## DAFTAR TUGAS
1) Kapan pasukan Rusia memasuki wilayah Kekaisaran Ottoman menurut artikel tentang utang Kekaisaran Ottoman?
2) Salin lagi bagian artikel tentang utang Kekaisaran Ottoman dari "Sultan akan mendapatkan" sampai "dengan sekutu Eropanya.", dan ganti nama "Ottoman" menjadi "Utsmaniyah".

## PETIKAN DOKUMEN
"""
Satu Abad Terjerat Utang Asing, Kekaisaran Ottoman Tak Berdaya

By Sysilia Tanhati, Senin, 30 Januari 2023 | 09:00 WIB
Perang, korupsi dan perencanaan yang buruk membuat perekonomian Kekaisaran Ottoman terpuruk. Pemerintah terpaksa membuat perjanjian utang dengan Eropa. (Nikolai Dmitriev-Orenburgsky )

Nationalgeographic.co.id—Berada dalam posisi ekonomi yang genting, peristiwa di paruh kedua abad ke-19 memperburuk kesehatan fiskal Kekaisaran Ottoman. Sistem pajak yang tidak efektif, pejabat yang korup dan pencatatan yang salah menyebabkan defisit anggaran. Selain itu, kebijakan moneter yang buruk mengakibatkan inflasi menjadi masalah utama. Seakan masih belum cukup, Perang Krimea juga membuat perekonomian kekaisaran makin terpuruk. Untuk pertama kalinya, Kekaisaran Ottoman (Kesultanan Utsmaniyah) meminjam uang dalam jumlah besar dari kekuatan asing. Bak gali lubang, tutup lubang, jeratan utang asing membuat kekaisaran tidak berdaya.

Perang Krimea dan Kekaisaran Ottoman

Pada Juli 1853, pasukan Rusia Tsar Nicholas I memasuki wilayah Kekaisaran Ottoman di wilayah yang sekarang disebut Rumania. Sultan Abdulmejid menunda pernyataan perang karena dia ingin mendapatkan bantuan asing sebelum mengerahkan pasukannya untuk berperang.

Sultan akan mendapatkan dukungan dari kerajaan Inggris dan Prancis. “Keduanya menganggap ekspansi Rusia sebagai ancaman bagi kepentingan mereka di Mediterania,” tulis IIias Luursema.

Dengan bantuan militer dari kekuatan besar, Ottoman menghentikan kemajuan Rusia. Pada tahun 1854, pasukan sekutu berhasil membalikkan keadaan dan mendorong pasukan ke wilayah Rusia.

Pemerintah Ottoman selalu ragu untuk mengambil pinjaman luar negeri. Namun, selama permusuhan tahun 1854, kebutuhan akan dana sangat tinggi. Ini membuat kekaisaran mengalah dan mengadakan perjanjian pinjaman dengan sekutu Eropanya.

Tidak dapat menahan kekuatan militer gabungan dari tiga kerajaan, Rusia akhirnya menuntut perdamaian pada tahun 1856.
"""
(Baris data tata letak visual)
"""
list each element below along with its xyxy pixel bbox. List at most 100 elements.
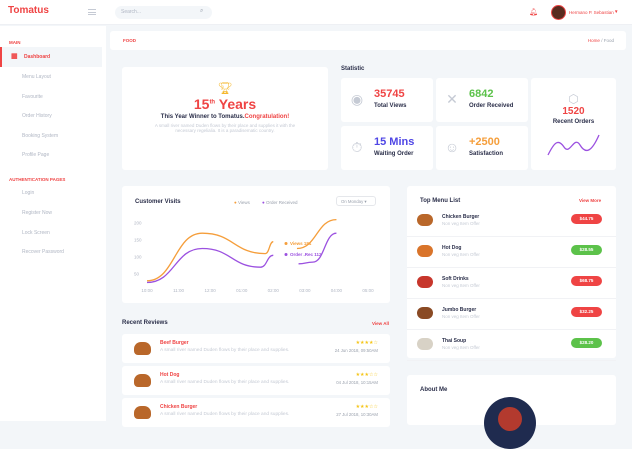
sidebar-item-menu-layout[interactable]: Menu Layout (22, 74, 51, 80)
price-badge[interactable]: $28.55 (571, 245, 602, 255)
star-rating: ★★★☆☆ (355, 372, 378, 378)
bell-icon[interactable]: 🔔︎ (529, 9, 538, 16)
about-avatar (484, 397, 536, 449)
menu-item[interactable]: Jumbo Burger Non veg Item Offer $32.25 (407, 299, 616, 330)
star-rating: ★★★☆☆ (355, 404, 378, 410)
sidebar-item-login[interactable]: Login (22, 190, 35, 196)
menu-item-sub: Non veg Item Offer (442, 221, 480, 226)
search-icon[interactable]: ⌕ (200, 8, 204, 14)
view-all-link[interactable]: View All (372, 321, 390, 326)
menu-item-name: Soft Drinks (442, 276, 469, 282)
view-more-link[interactable]: View More (579, 198, 602, 203)
price-badge[interactable]: $44.75 (571, 214, 602, 224)
award-card: 🏆︎ 15th Years This Year Winner to Tomatu… (122, 67, 328, 170)
menu-item[interactable]: Chicken Burger Non veg Item Offer $44.75 (407, 206, 616, 237)
stat-recent-orders: ⬡ 1520 Recent Orders (531, 78, 616, 170)
avatar[interactable] (551, 5, 566, 20)
sidebar-item-lock-screen[interactable]: Lock Screen (22, 230, 50, 236)
sidebar-item-order-history[interactable]: Order History (22, 113, 52, 119)
review-item[interactable]: Hot Dog A small river named Duden flows … (122, 366, 390, 395)
review-food-name[interactable]: Hot Dog (160, 372, 180, 378)
menu-item[interactable]: Soft Drinks Non veg Item Offer $68.75 (407, 268, 616, 299)
price-badge[interactable]: $28.20 (571, 338, 602, 348)
menu-item-name: Thai Soup (442, 338, 467, 344)
stat-order-received: ✕ 6842 Order Received (436, 78, 528, 122)
y-tick-label: 50 (134, 272, 140, 277)
breadcrumb-home[interactable]: Home (587, 38, 600, 43)
user-name[interactable]: Hermano P. Sebastian (569, 10, 614, 15)
sidebar-item-profile-page[interactable]: Profile Page (22, 152, 50, 158)
visits-title: Customer Visits (135, 199, 181, 205)
trophy-icon: 🏆︎ (217, 81, 233, 95)
stat-satisfaction: ☺︎ +2500 Satisfaction (436, 126, 528, 170)
stat-total-views: ◉ 35745 Total Views (341, 78, 433, 122)
visits-chart: 50 100 150 200 10:00 11:00 12:00 01:00 02:00 03:0… (134, 218, 374, 293)
menu-item-sub: Non veg Item Offer (442, 314, 480, 319)
review-date: 24 Jun 2018, 09:50AM (334, 348, 378, 353)
x-tick-label: 03:00 (299, 288, 311, 293)
customer-visits-card: Customer Visits ● Views ● Order Received… (122, 186, 390, 303)
legend-views: ● Views (234, 200, 250, 205)
review-food-name[interactable]: Beef Burger (160, 340, 189, 346)
section-auth: AUTHENTICATION PAGES (9, 177, 66, 182)
stat-waiting-order: ⏱︎ 15 Mins Waiting Order (341, 126, 433, 170)
sidebar-item-register[interactable]: Register Now (22, 210, 53, 216)
food-image (417, 307, 433, 319)
food-image (134, 406, 151, 419)
sidebar-item-booking-system[interactable]: Booking System (22, 133, 59, 139)
logo[interactable]: Tomatus (8, 5, 49, 16)
series-line-views (146, 232, 274, 282)
x-tick-label: 10:00 (141, 288, 153, 293)
legend-order-received: ● Order Received (262, 200, 298, 205)
price-badge[interactable]: $32.25 (571, 307, 602, 317)
menu-item[interactable]: Hot Dog Non veg Item Offer $28.55 (407, 237, 616, 268)
breadcrumb-links: Home / Food (587, 38, 614, 43)
price-badge[interactable]: $68.75 (571, 276, 602, 286)
page-title: FOOD (123, 38, 136, 43)
review-item[interactable]: Beef Burger A small river named Duden fl… (122, 334, 390, 363)
eye-icon: ◉ (350, 91, 364, 107)
series-line-order-received (146, 247, 274, 284)
statistic-title: Statistic (341, 66, 365, 72)
menu-item[interactable]: Thai Soup Non veg Item Offer $28.20 (407, 330, 616, 361)
review-item[interactable]: Chicken Burger A small river named Duden… (122, 398, 390, 427)
stopwatch-icon: ⏱︎ (351, 139, 363, 155)
food-image (134, 342, 151, 355)
menu-item-name: Jumbo Burger (442, 307, 477, 313)
series-line-order-received (298, 232, 337, 265)
about-me-card: About Me (407, 375, 616, 449)
y-tick-label: 100 (134, 255, 142, 260)
about-title: About Me (420, 387, 448, 393)
recent-orders-value: 1520 (562, 106, 585, 117)
recent-orders-label: Recent Orders (552, 119, 595, 125)
sidebar: MAIN ▦ Dashboard Menu Layout Favourite Or… (0, 26, 106, 421)
food-image (417, 245, 433, 257)
winner-text: This Year Winner to Tomatus.Congratulati… (160, 114, 290, 120)
sidebar-item-recover-password[interactable]: Recover Password (22, 249, 64, 255)
x-tick-label: 01:00 (236, 288, 248, 293)
menu-item-sub: Non veg Item Offer (442, 283, 480, 288)
food-image (417, 276, 433, 288)
x-tick-label: 05:00 (362, 288, 374, 293)
review-text: A small river named Duden flows by their… (160, 412, 290, 417)
search-input[interactable]: Search... ⌕ (115, 6, 212, 19)
recent-orders-sparkline (547, 134, 600, 156)
search-placeholder: Search... (121, 9, 142, 15)
chevron-down-icon[interactable]: ▼ (614, 9, 619, 14)
award-description: A small river named Duden flows by their… (154, 123, 296, 133)
sidebar-item-dashboard[interactable]: ▦ Dashboard (0, 47, 102, 67)
series-line-views (296, 218, 337, 250)
y-tick-label: 150 (134, 238, 142, 243)
grid-icon: ▦ (11, 53, 18, 60)
x-tick-label: 02:00 (268, 288, 280, 293)
food-image (417, 214, 433, 226)
hamburger-icon[interactable] (88, 9, 96, 15)
day-dropdown[interactable]: On Monday ▾ (336, 196, 376, 206)
review-text: A small river named Duden flows by their… (160, 380, 290, 385)
review-food-name[interactable]: Chicken Burger (160, 404, 198, 410)
menu-item-sub: Non veg Item Offer (442, 252, 480, 257)
top-menu-title: Top Menu List (420, 198, 461, 204)
menu-item-name: Hot Dog (442, 245, 462, 251)
top-menu-card: Top Menu List View More Chicken Burger N… (407, 186, 616, 361)
sidebar-item-favourite[interactable]: Favourite (22, 94, 43, 100)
"""
## HASIL TIAP TUGAS
1) Pada Juli 1853.

2)
Sultan akan mendapatkan dukungan dari kerajaan Inggris dan Prancis. “Keduanya menganggap ekspansi Rusia sebagai ancaman bagi kepentingan mereka di Mediterania,” tulis IIias Luursema.

Dengan bantuan militer dari kekuatan besar, Utsmaniyah menghentikan kemajuan Rusia. Pada tahun 1854, pasukan sekutu berhasil membalikkan keadaan dan mendorong pasukan ke wilayah Rusia.

Pemerintah Utsmaniyah selalu ragu untuk mengambil pinjaman luar negeri. Namun, selama permusuhan tahun 1854, kebutuhan akan dana sangat tinggi. Ini membuat kekaisaran mengalah dan mengadakan perjanjian pinjaman dengan sekutu Eropanya.